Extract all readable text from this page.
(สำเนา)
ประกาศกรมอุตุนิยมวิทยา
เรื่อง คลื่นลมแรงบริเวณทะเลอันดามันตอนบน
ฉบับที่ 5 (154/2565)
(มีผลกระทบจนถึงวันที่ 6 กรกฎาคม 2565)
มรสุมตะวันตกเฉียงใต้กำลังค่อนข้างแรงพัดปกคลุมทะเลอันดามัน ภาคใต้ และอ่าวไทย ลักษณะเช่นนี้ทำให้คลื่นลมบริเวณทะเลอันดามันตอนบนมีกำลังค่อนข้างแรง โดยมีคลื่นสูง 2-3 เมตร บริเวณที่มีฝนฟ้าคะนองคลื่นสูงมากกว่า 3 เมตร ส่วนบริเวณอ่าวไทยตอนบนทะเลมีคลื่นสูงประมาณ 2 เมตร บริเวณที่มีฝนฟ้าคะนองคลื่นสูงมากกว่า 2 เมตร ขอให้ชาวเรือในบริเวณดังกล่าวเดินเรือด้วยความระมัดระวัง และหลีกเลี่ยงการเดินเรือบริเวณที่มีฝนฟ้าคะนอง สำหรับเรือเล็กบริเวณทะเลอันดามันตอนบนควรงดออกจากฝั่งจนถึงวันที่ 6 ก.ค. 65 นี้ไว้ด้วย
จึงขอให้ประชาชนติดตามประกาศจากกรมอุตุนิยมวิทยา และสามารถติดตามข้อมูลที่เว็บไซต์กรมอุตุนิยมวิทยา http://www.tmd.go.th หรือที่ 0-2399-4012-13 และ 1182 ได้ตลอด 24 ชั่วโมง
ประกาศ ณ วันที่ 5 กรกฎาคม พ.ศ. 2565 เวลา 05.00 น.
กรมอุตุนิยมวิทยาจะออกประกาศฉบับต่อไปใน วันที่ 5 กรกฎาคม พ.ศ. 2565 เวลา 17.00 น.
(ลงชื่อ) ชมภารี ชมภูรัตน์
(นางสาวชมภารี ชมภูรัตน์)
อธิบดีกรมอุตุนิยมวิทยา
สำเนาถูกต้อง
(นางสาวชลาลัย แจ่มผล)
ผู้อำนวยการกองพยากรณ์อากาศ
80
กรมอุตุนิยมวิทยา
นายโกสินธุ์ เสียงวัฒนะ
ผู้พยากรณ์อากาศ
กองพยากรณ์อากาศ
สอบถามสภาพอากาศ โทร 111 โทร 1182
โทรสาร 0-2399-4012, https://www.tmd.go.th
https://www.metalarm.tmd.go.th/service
--
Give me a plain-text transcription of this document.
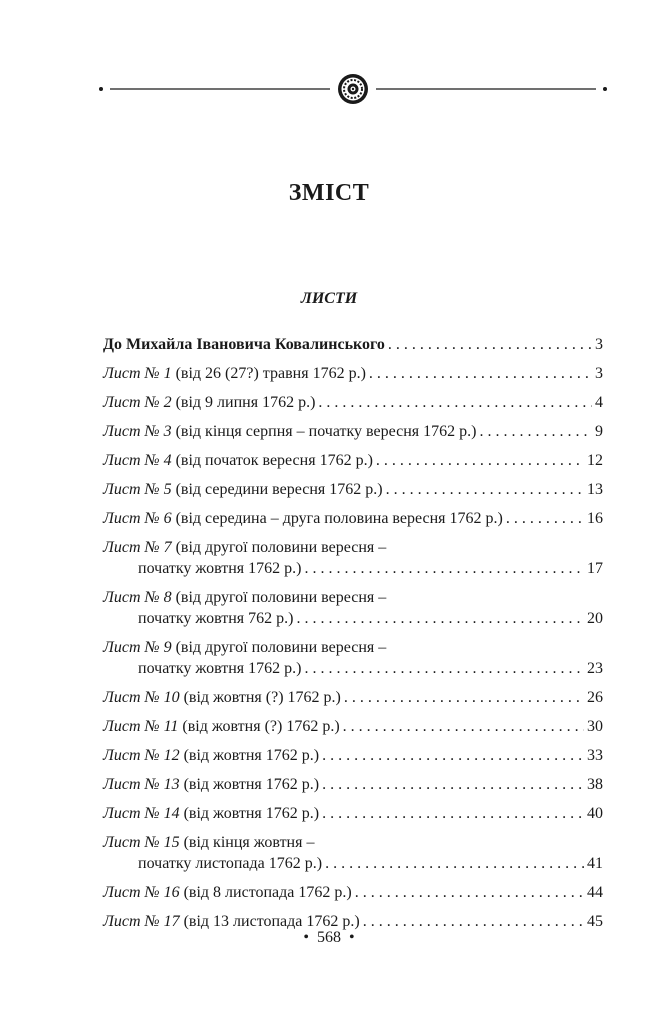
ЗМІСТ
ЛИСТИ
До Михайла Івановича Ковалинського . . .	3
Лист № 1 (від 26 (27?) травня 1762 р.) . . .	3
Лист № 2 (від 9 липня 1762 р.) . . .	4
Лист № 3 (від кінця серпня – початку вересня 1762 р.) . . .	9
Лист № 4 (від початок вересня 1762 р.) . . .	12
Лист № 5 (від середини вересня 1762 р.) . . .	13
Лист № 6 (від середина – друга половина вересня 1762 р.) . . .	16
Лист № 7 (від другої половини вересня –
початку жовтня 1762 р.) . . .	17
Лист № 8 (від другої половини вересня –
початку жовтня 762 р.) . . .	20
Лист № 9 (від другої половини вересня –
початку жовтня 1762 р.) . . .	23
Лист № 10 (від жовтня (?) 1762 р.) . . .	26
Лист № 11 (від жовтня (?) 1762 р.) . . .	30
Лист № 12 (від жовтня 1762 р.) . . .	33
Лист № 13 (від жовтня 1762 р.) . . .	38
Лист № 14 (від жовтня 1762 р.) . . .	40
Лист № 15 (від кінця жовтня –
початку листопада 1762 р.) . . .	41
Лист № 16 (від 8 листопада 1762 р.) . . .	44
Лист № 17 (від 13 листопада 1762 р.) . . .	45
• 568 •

== Task to complete ==
Where a line of the data holds "кінця", show that line.

== Answer to this problem ==
Лист № 3 (від кінця серпня – початку вересня 1762 р.) . . .	9
Лист № 15 (від кінця жовтня –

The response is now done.